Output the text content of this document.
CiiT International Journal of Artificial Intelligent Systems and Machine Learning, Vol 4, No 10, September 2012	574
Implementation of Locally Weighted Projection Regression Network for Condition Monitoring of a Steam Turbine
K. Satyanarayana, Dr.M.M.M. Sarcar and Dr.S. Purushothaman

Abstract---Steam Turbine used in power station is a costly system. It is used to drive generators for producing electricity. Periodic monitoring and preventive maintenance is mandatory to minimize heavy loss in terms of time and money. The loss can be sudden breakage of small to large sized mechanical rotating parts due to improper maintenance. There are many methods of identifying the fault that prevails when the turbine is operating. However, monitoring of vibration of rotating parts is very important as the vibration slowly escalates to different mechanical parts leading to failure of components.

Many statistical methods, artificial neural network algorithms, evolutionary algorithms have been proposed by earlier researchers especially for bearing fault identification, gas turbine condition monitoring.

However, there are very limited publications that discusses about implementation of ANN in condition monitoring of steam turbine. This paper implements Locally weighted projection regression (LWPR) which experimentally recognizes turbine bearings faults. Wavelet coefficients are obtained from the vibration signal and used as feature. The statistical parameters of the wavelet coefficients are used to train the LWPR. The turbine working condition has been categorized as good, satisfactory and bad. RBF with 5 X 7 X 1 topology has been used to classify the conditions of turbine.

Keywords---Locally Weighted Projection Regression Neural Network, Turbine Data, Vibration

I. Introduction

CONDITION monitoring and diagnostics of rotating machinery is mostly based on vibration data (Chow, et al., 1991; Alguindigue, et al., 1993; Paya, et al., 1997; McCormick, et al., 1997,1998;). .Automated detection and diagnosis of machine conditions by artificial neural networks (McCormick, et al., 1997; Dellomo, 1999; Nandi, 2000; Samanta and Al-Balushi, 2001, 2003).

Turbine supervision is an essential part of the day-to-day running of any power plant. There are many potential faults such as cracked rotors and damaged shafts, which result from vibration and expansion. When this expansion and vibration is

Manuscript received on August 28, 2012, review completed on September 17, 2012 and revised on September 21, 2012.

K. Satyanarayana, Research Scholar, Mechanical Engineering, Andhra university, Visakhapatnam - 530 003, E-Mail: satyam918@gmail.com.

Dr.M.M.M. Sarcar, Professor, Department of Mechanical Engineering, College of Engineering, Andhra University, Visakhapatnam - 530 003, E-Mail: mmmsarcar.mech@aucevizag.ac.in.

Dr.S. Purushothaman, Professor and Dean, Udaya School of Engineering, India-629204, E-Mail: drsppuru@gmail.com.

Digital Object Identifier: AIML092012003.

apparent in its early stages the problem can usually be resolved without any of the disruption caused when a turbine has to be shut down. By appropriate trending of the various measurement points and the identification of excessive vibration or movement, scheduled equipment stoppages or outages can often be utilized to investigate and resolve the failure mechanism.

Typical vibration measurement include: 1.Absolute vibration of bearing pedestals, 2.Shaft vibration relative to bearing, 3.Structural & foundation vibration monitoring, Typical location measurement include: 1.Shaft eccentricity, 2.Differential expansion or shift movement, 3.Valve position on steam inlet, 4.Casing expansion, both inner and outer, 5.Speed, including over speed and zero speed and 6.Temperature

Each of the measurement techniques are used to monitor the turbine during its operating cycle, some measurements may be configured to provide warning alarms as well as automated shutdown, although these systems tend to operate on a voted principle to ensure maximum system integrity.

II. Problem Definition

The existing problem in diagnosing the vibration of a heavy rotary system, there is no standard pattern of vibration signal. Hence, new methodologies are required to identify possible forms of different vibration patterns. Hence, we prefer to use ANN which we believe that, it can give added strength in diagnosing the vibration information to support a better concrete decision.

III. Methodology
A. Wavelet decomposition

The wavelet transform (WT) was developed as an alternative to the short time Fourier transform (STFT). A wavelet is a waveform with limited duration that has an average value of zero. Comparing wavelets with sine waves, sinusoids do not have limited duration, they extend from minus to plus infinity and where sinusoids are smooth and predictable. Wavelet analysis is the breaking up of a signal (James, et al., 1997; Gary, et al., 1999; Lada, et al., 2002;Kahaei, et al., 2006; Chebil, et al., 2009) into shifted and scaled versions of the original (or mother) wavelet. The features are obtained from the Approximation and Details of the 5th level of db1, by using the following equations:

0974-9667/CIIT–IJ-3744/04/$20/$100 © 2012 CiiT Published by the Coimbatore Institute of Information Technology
++++++++++++++++++++
__Goal__. Your task is to extract all of the records exactly.

__Result of this exercise__.
Output the text content of this document.
CiiT International Journal of Artificial Intelligent Systems and Machine Learning, Vol 4, No 10, September 2012	574
Implementation of Locally Weighted Projection Regression Network for Condition Monitoring of a Steam Turbine
K. Satyanarayana, Dr.M.M.M. Sarcar and Dr.S. Purushothaman

Abstract---Steam Turbine used in power station is a costly system. It is used to drive generators for producing electricity. Periodic monitoring and preventive maintenance is mandatory to minimize heavy loss in terms of time and money. The loss can be sudden breakage of small to large sized mechanical rotating parts due to improper maintenance. There are many methods of identifying the fault that prevails when the turbine is operating. However, monitoring of vibration of rotating parts is very important as the vibration slowly escalates to different mechanical parts leading to failure of components.

Many statistical methods, artificial neural network algorithms, evolutionary algorithms have been proposed by earlier researchers especially for bearing fault identification, gas turbine condition monitoring.

However, there are very limited publications that discusses about implementation of ANN in condition monitoring of steam turbine. This paper implements Locally weighted projection regression (LWPR) which experimentally recognizes turbine bearings faults. Wavelet coefficients are obtained from the vibration signal and used as feature. The statistical parameters of the wavelet coefficients are used to train the LWPR. The turbine working condition has been categorized as good, satisfactory and bad. RBF with 5 X 7 X 1 topology has been used to classify the conditions of turbine.

Keywords---Locally Weighted Projection Regression Neural Network, Turbine Data, Vibration

I. Introduction

CONDITION monitoring and diagnostics of rotating machinery is mostly based on vibration data (Chow, et al., 1991; Alguindigue, et al., 1993; Paya, et al., 1997; McCormick, et al., 1997,1998;). .Automated detection and diagnosis of machine conditions by artificial neural networks (McCormick, et al., 1997; Dellomo, 1999; Nandi, 2000; Samanta and Al-Balushi, 2001, 2003).

Turbine supervision is an essential part of the day-to-day running of any power plant. There are many potential faults such as cracked rotors and damaged shafts, which result from vibration and expansion. When this expansion and vibration is

Manuscript received on August 28, 2012, review completed on September 17, 2012 and revised on September 21, 2012.

K. Satyanarayana, Research Scholar, Mechanical Engineering, Andhra university, Visakhapatnam - 530 003, E-Mail: satyam918@gmail.com.

Dr.M.M.M. Sarcar, Professor, Department of Mechanical Engineering, College of Engineering, Andhra University, Visakhapatnam - 530 003, E-Mail: mmmsarcar.mech@aucevizag.ac.in.

Dr.S. Purushothaman, Professor and Dean, Udaya School of Engineering, India-629204, E-Mail: drsppuru@gmail.com.

Digital Object Identifier: AIML092012003.

apparent in its early stages the problem can usually be resolved without any of the disruption caused when a turbine has to be shut down. By appropriate trending of the various measurement points and the identification of excessive vibration or movement, scheduled equipment stoppages or outages can often be utilized to investigate and resolve the failure mechanism.

Typical vibration measurement include: 1.Absolute vibration of bearing pedestals, 2.Shaft vibration relative to bearing, 3.Structural & foundation vibration monitoring, Typical location measurement include: 1.Shaft eccentricity, 2.Differential expansion or shift movement, 3.Valve position on steam inlet, 4.Casing expansion, both inner and outer, 5.Speed, including over speed and zero speed and 6.Temperature

Each of the measurement techniques are used to monitor the turbine during its operating cycle, some measurements may be configured to provide warning alarms as well as automated shutdown, although these systems tend to operate on a voted principle to ensure maximum system integrity.

II. Problem Definition

The existing problem in diagnosing the vibration of a heavy rotary system, there is no standard pattern of vibration signal. Hence, new methodologies are required to identify possible forms of different vibration patterns. Hence, we prefer to use ANN which we believe that, it can give added strength in diagnosing the vibration information to support a better concrete decision.

III. Methodology
A. Wavelet decomposition

The wavelet transform (WT) was developed as an alternative to the short time Fourier transform (STFT). A wavelet is a waveform with limited duration that has an average value of zero. Comparing wavelets with sine waves, sinusoids do not have limited duration, they extend from minus to plus infinity and where sinusoids are smooth and predictable. Wavelet analysis is the breaking up of a signal (James, et al., 1997; Gary, et al., 1999; Lada, et al., 2002;Kahaei, et al., 2006; Chebil, et al., 2009) into shifted and scaled versions of the original (or mother) wavelet. The features are obtained from the Approximation and Details of the 5th level of db1, by using the following equations:

0974-9667/CIIT–IJ-3744/04/$20/$100 © 2012 CiiT Published by the Coimbatore Institute of Information Technology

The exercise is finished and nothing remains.